**Entries shown:**

----

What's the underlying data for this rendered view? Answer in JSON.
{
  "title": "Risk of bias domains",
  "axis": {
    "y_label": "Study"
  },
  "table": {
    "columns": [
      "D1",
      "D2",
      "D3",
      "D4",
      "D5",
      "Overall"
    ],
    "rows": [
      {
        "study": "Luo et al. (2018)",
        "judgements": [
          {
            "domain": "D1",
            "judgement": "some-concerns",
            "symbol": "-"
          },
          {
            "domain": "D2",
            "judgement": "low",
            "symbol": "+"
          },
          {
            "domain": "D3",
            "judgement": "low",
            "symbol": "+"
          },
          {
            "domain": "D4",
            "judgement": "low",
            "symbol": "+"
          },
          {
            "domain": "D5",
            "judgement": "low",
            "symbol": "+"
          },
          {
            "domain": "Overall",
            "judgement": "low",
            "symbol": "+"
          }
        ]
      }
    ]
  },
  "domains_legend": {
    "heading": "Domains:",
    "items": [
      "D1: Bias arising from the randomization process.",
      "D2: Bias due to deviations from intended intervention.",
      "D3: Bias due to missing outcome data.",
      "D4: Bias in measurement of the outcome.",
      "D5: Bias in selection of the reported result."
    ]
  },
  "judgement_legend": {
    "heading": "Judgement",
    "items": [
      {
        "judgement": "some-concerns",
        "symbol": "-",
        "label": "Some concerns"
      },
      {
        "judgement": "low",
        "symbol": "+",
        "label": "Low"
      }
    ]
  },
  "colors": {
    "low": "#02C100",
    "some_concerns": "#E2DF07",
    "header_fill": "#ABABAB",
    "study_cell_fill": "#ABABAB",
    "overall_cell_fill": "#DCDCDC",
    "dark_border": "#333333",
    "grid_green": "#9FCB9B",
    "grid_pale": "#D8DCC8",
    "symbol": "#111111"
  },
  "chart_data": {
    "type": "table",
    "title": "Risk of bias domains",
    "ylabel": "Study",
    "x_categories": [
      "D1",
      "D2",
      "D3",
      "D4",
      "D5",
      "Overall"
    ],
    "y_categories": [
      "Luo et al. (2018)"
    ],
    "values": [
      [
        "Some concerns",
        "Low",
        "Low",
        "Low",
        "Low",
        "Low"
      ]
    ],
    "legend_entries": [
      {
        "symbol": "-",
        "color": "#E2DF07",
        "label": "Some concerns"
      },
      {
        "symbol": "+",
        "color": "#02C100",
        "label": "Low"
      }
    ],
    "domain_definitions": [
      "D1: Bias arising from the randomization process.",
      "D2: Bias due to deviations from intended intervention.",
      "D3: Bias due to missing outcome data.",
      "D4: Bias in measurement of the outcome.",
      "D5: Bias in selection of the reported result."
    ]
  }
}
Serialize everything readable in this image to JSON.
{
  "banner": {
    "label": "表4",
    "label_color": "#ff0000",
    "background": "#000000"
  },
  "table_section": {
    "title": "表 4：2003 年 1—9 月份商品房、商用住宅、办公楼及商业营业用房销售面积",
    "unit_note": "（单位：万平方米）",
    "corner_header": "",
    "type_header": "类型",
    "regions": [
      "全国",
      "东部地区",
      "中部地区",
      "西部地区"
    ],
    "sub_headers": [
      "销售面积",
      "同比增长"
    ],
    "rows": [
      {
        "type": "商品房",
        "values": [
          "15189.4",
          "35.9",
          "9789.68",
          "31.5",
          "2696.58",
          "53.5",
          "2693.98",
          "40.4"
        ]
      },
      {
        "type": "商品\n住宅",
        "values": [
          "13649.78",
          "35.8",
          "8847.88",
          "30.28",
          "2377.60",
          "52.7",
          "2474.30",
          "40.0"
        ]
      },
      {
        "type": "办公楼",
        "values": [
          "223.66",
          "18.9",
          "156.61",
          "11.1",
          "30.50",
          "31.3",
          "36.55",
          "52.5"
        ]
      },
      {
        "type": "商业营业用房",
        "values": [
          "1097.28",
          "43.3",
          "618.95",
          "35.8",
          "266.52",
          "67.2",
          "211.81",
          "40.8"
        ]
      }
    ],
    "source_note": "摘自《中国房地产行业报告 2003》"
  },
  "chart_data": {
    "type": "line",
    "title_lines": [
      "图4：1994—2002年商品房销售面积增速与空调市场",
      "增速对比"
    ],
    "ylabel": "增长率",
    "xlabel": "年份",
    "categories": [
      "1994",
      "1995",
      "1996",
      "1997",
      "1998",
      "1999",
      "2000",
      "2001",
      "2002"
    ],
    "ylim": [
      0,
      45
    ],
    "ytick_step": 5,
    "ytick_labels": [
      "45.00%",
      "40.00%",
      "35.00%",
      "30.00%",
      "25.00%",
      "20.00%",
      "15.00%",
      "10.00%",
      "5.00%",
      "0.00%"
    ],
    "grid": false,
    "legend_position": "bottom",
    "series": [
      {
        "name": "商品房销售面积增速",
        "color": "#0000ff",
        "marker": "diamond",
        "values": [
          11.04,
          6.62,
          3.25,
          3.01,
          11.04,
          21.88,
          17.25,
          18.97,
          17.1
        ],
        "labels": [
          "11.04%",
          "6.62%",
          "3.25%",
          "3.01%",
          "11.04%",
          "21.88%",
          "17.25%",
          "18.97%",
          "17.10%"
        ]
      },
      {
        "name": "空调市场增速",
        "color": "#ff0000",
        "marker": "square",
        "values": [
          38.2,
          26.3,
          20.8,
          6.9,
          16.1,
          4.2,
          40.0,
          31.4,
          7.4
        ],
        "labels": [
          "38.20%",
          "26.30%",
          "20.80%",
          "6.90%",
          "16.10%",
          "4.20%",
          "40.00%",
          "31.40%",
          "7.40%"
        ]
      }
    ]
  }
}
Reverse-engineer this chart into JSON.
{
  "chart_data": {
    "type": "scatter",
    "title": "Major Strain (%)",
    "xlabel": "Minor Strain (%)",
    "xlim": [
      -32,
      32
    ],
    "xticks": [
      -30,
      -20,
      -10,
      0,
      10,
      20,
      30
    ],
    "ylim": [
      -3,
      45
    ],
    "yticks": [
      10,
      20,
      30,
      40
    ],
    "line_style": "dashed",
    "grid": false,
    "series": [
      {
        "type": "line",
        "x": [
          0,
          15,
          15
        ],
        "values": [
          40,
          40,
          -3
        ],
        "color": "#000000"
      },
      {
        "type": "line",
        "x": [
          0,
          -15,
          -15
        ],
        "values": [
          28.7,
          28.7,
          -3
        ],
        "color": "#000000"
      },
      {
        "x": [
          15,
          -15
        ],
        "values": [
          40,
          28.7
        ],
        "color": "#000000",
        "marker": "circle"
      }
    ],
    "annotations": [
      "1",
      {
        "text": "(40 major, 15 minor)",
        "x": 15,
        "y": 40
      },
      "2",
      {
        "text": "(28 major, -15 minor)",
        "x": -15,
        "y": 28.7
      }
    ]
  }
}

----

**Exercise task:** Produce an exact copy of every entry above.

**Task output:**
What's the underlying data for this rendered view? Answer in JSON.
{
  "title": "Risk of bias domains",
  "axis": {
    "y_label": "Study"
  },
  "table": {
    "columns": [
      "D1",
      "D2",
      "D3",
      "D4",
      "D5",
      "Overall"
    ],
    "rows": [
      {
        "study": "Luo et al. (2018)",
        "judgements": [
          {
            "domain": "D1",
            "judgement": "some-concerns",
            "symbol": "-"
          },
          {
            "domain": "D2",
            "judgement": "low",
            "symbol": "+"
          },
          {
            "domain": "D3",
            "judgement": "low",
            "symbol": "+"
          },
          {
            "domain": "D4",
            "judgement": "low",
            "symbol": "+"
          },
          {
            "domain": "D5",
            "judgement": "low",
            "symbol": "+"
          },
          {
            "domain": "Overall",
            "judgement": "low",
            "symbol": "+"
          }
        ]
      }
    ]
  },
  "domains_legend": {
    "heading": "Domains:",
    "items": [
      "D1: Bias arising from the randomization process.",
      "D2: Bias due to deviations from intended intervention.",
      "D3: Bias due to missing outcome data.",
      "D4: Bias in measurement of the outcome.",
      "D5: Bias in selection of the reported result."
    ]
  },
  "judgement_legend": {
    "heading": "Judgement",
    "items": [
      {
        "judgement": "some-concerns",
        "symbol": "-",
        "label": "Some concerns"
      },
      {
        "judgement": "low",
        "symbol": "+",
        "label": "Low"
      }
    ]
  },
  "colors": {
    "low": "#02C100",
    "some_concerns": "#E2DF07",
    "header_fill": "#ABABAB",
    "study_cell_fill": "#ABABAB",
    "overall_cell_fill": "#DCDCDC",
    "dark_border": "#333333",
    "grid_green": "#9FCB9B",
    "grid_pale": "#D8DCC8",
    "symbol": "#111111"
  },
  "chart_data": {
    "type": "table",
    "title": "Risk of bias domains",
    "ylabel": "Study",
    "x_categories": [
      "D1",
      "D2",
      "D3",
      "D4",
      "D5",
      "Overall"
    ],
    "y_categories": [
      "Luo et al. (2018)"
    ],
    "values": [
      [
        "Some concerns",
        "Low",
        "Low",
        "Low",
        "Low",
        "Low"
      ]
    ],
    "legend_entries": [
      {
        "symbol": "-",
        "color": "#E2DF07",
        "label": "Some concerns"
      },
      {
        "symbol": "+",
        "color": "#02C100",
        "label": "Low"
      }
    ],
    "domain_definitions": [
      "D1: Bias arising from the randomization process.",
      "D2: Bias due to deviations from intended intervention.",
      "D3: Bias due to missing outcome data.",
      "D4: Bias in measurement of the outcome.",
      "D5: Bias in selection of the reported result."
    ]
  }
}
Serialize everything readable in this image to JSON.
{
  "banner": {
    "label": "表4",
    "label_color": "#ff0000",
    "background": "#000000"
  },
  "table_section": {
    "title": "表 4：2003 年 1—9 月份商品房、商用住宅、办公楼及商业营业用房销售面积",
    "unit_note": "（单位：万平方米）",
    "corner_header": "",
    "type_header": "类型",
    "regions": [
      "全国",
      "东部地区",
      "中部地区",
      "西部地区"
    ],
    "sub_headers": [
      "销售面积",
      "同比增长"
    ],
    "rows": [
      {
        "type": "商品房",
        "values": [
          "15189.4",
          "35.9",
          "9789.68",
          "31.5",
          "2696.58",
          "53.5",
          "2693.98",
          "40.4"
        ]
      },
      {
        "type": "商品\n住宅",
        "values": [
          "13649.78",
          "35.8",
          "8847.88",
          "30.28",
          "2377.60",
          "52.7",
          "2474.30",
          "40.0"
        ]
      },
      {
        "type": "办公楼",
        "values": [
          "223.66",
          "18.9",
          "156.61",
          "11.1",
          "30.50",
          "31.3",
          "36.55",
          "52.5"
        ]
      },
      {
        "type": "商业营业用房",
        "values": [
          "1097.28",
          "43.3",
          "618.95",
          "35.8",
          "266.52",
          "67.2",
          "211.81",
          "40.8"
        ]
      }
    ],
    "source_note": "摘自《中国房地产行业报告 2003》"
  },
  "chart_data": {
    "type": "line",
    "title_lines": [
      "图4：1994—2002年商品房销售面积增速与空调市场",
      "增速对比"
    ],
    "ylabel": "增长率",
    "xlabel": "年份",
    "categories": [
      "1994",
      "1995",
      "1996",
      "1997",
      "1998",
      "1999",
      "2000",
      "2001",
      "2002"
    ],
    "ylim": [
      0,
      45
    ],
    "ytick_step": 5,
    "ytick_labels": [
      "45.00%",
      "40.00%",
      "35.00%",
      "30.00%",
      "25.00%",
      "20.00%",
      "15.00%",
      "10.00%",
      "5.00%",
      "0.00%"
    ],
    "grid": false,
    "legend_position": "bottom",
    "series": [
      {
        "name": "商品房销售面积增速",
        "color": "#0000ff",
        "marker": "diamond",
        "values": [
          11.04,
          6.62,
          3.25,
          3.01,
          11.04,
          21.88,
          17.25,
          18.97,
          17.1
        ],
        "labels": [
          "11.04%",
          "6.62%",
          "3.25%",
          "3.01%",
          "11.04%",
          "21.88%",
          "17.25%",
          "18.97%",
          "17.10%"
        ]
      },
      {
        "name": "空调市场增速",
        "color": "#ff0000",
        "marker": "square",
        "values": [
          38.2,
          26.3,
          20.8,
          6.9,
          16.1,
          4.2,
          40.0,
          31.4,
          7.4
        ],
        "labels": [
          "38.20%",
          "26.30%",
          "20.80%",
          "6.90%",
          "16.10%",
          "4.20%",
          "40.00%",
          "31.40%",
          "7.40%"
        ]
      }
    ]
  }
}
Reverse-engineer this chart into JSON.
{
  "chart_data": {
    "type": "scatter",
    "title": "Major Strain (%)",
    "xlabel": "Minor Strain (%)",
    "xlim": [
      -32,
      32
    ],
    "xticks": [
      -30,
      -20,
      -10,
      0,
      10,
      20,
      30
    ],
    "ylim": [
      -3,
      45
    ],
    "yticks": [
      10,
      20,
      30,
      40
    ],
    "line_style": "dashed",
    "grid": false,
    "series": [
      {
        "type": "line",
        "x": [
          0,
          15,
          15
        ],
        "values": [
          40,
          40,
          -3
        ],
        "color": "#000000"
      },
      {
        "type": "line",
        "x": [
          0,
          -15,
          -15
        ],
        "values": [
          28.7,
          28.7,
          -3
        ],
        "color": "#000000"
      },
      {
        "x": [
          15,
          -15
        ],
        "values": [
          40,
          28.7
        ],
        "color": "#000000",
        "marker": "circle"
      }
    ],
    "annotations": [
      "1",
      {
        "text": "(40 major, 15 minor)",
        "x": 15,
        "y": 40
      },
      "2",
      {
        "text": "(28 major, -15 minor)",
        "x": -15,
        "y": 28.7
      }
    ]
  }
}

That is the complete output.